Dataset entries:
☆ ☆ ☆ ☆

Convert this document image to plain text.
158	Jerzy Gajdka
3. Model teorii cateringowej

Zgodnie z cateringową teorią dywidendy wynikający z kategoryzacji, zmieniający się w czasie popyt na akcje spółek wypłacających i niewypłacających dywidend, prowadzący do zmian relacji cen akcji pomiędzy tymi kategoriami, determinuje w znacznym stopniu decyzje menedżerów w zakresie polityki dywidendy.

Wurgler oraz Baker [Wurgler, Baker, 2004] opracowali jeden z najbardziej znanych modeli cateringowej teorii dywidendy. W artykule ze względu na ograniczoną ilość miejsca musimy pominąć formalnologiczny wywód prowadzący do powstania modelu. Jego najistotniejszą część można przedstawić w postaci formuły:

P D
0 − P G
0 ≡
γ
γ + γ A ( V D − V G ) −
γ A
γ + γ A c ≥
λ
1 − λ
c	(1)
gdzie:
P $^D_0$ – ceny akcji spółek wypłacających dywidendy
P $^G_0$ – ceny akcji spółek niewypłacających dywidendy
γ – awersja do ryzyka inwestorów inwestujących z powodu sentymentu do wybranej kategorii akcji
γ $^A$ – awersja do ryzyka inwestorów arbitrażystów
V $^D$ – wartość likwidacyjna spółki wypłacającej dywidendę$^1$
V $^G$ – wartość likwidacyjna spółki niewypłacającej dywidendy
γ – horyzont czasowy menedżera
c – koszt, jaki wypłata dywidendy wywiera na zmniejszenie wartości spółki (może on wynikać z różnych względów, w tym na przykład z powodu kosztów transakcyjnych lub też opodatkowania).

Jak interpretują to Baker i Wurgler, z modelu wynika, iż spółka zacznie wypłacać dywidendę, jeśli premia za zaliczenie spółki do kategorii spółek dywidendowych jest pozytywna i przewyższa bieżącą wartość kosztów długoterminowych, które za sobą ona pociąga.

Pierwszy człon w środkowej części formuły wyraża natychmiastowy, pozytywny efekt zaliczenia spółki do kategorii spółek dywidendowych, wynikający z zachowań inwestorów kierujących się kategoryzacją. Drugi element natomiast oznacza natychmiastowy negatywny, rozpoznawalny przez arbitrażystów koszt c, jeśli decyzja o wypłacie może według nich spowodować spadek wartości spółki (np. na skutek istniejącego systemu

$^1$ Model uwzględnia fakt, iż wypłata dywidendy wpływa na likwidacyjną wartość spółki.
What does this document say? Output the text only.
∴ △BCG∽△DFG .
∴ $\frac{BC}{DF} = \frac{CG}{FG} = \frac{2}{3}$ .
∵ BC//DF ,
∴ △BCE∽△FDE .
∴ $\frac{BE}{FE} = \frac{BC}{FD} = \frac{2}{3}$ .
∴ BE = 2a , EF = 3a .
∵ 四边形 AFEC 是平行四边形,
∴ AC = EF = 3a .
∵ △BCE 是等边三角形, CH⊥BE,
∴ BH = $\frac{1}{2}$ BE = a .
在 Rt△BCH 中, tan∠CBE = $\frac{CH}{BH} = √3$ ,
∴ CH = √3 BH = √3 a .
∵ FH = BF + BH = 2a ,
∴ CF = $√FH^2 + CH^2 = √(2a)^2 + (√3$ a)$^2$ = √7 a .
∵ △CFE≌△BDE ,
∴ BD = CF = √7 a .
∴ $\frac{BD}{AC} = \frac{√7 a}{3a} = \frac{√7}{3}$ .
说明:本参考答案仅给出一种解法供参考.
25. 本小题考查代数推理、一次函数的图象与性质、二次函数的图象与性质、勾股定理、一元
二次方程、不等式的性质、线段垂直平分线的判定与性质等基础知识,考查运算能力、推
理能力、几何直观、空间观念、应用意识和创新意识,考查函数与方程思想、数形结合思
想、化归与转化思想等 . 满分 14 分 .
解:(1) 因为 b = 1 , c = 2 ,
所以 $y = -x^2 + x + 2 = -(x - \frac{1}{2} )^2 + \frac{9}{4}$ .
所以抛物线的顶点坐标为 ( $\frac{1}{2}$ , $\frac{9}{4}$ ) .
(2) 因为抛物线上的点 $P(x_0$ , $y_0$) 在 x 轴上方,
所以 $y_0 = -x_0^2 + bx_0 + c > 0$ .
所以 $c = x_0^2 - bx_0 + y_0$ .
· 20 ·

☆ ☆ ☆ ☆

| Work instructions |
Copy down the material exactly as written.

| Completed exercise |
Convert this document image to plain text.
158	Jerzy Gajdka
3. Model teorii cateringowej

Zgodnie z cateringową teorią dywidendy wynikający z kategoryzacji, zmieniający się w czasie popyt na akcje spółek wypłacających i niewypłacających dywidend, prowadzący do zmian relacji cen akcji pomiędzy tymi kategoriami, determinuje w znacznym stopniu decyzje menedżerów w zakresie polityki dywidendy.

Wurgler oraz Baker [Wurgler, Baker, 2004] opracowali jeden z najbardziej znanych modeli cateringowej teorii dywidendy. W artykule ze względu na ograniczoną ilość miejsca musimy pominąć formalnologiczny wywód prowadzący do powstania modelu. Jego najistotniejszą część można przedstawić w postaci formuły:

P D
0 − P G
0 ≡
γ
γ + γ A ( V D − V G ) −
γ A
γ + γ A c ≥
λ
1 − λ
c	(1)
gdzie:
P $^D_0$ – ceny akcji spółek wypłacających dywidendy
P $^G_0$ – ceny akcji spółek niewypłacających dywidendy
γ – awersja do ryzyka inwestorów inwestujących z powodu sentymentu do wybranej kategorii akcji
γ $^A$ – awersja do ryzyka inwestorów arbitrażystów
V $^D$ – wartość likwidacyjna spółki wypłacającej dywidendę$^1$
V $^G$ – wartość likwidacyjna spółki niewypłacającej dywidendy
γ – horyzont czasowy menedżera
c – koszt, jaki wypłata dywidendy wywiera na zmniejszenie wartości spółki (może on wynikać z różnych względów, w tym na przykład z powodu kosztów transakcyjnych lub też opodatkowania).

Jak interpretują to Baker i Wurgler, z modelu wynika, iż spółka zacznie wypłacać dywidendę, jeśli premia za zaliczenie spółki do kategorii spółek dywidendowych jest pozytywna i przewyższa bieżącą wartość kosztów długoterminowych, które za sobą ona pociąga.

Pierwszy człon w środkowej części formuły wyraża natychmiastowy, pozytywny efekt zaliczenia spółki do kategorii spółek dywidendowych, wynikający z zachowań inwestorów kierujących się kategoryzacją. Drugi element natomiast oznacza natychmiastowy negatywny, rozpoznawalny przez arbitrażystów koszt c, jeśli decyzja o wypłacie może według nich spowodować spadek wartości spółki (np. na skutek istniejącego systemu

$^1$ Model uwzględnia fakt, iż wypłata dywidendy wpływa na likwidacyjną wartość spółki.
What does this document say? Output the text only.
∴ △BCG∽△DFG .
∴ $\frac{BC}{DF} = \frac{CG}{FG} = \frac{2}{3}$ .
∵ BC//DF ,
∴ △BCE∽△FDE .
∴ $\frac{BE}{FE} = \frac{BC}{FD} = \frac{2}{3}$ .
∴ BE = 2a , EF = 3a .
∵ 四边形 AFEC 是平行四边形,
∴ AC = EF = 3a .
∵ △BCE 是等边三角形, CH⊥BE,
∴ BH = $\frac{1}{2}$ BE = a .
在 Rt△BCH 中, tan∠CBE = $\frac{CH}{BH} = √3$ ,
∴ CH = √3 BH = √3 a .
∵ FH = BF + BH = 2a ,
∴ CF = $√FH^2 + CH^2 = √(2a)^2 + (√3$ a)$^2$ = √7 a .
∵ △CFE≌△BDE ,
∴ BD = CF = √7 a .
∴ $\frac{BD}{AC} = \frac{√7 a}{3a} = \frac{√7}{3}$ .
说明:本参考答案仅给出一种解法供参考.
25. 本小题考查代数推理、一次函数的图象与性质、二次函数的图象与性质、勾股定理、一元
二次方程、不等式的性质、线段垂直平分线的判定与性质等基础知识,考查运算能力、推
理能力、几何直观、空间观念、应用意识和创新意识,考查函数与方程思想、数形结合思
想、化归与转化思想等 . 满分 14 分 .
解:(1) 因为 b = 1 , c = 2 ,
所以 $y = -x^2 + x + 2 = -(x - \frac{1}{2} )^2 + \frac{9}{4}$ .
所以抛物线的顶点坐标为 ( $\frac{1}{2}$ , $\frac{9}{4}$ ) .
(2) 因为抛物线上的点 $P(x_0$ , $y_0$) 在 x 轴上方,
所以 $y_0 = -x_0^2 + bx_0 + c > 0$ .
所以 $c = x_0^2 - bx_0 + y_0$ .
· 20 ·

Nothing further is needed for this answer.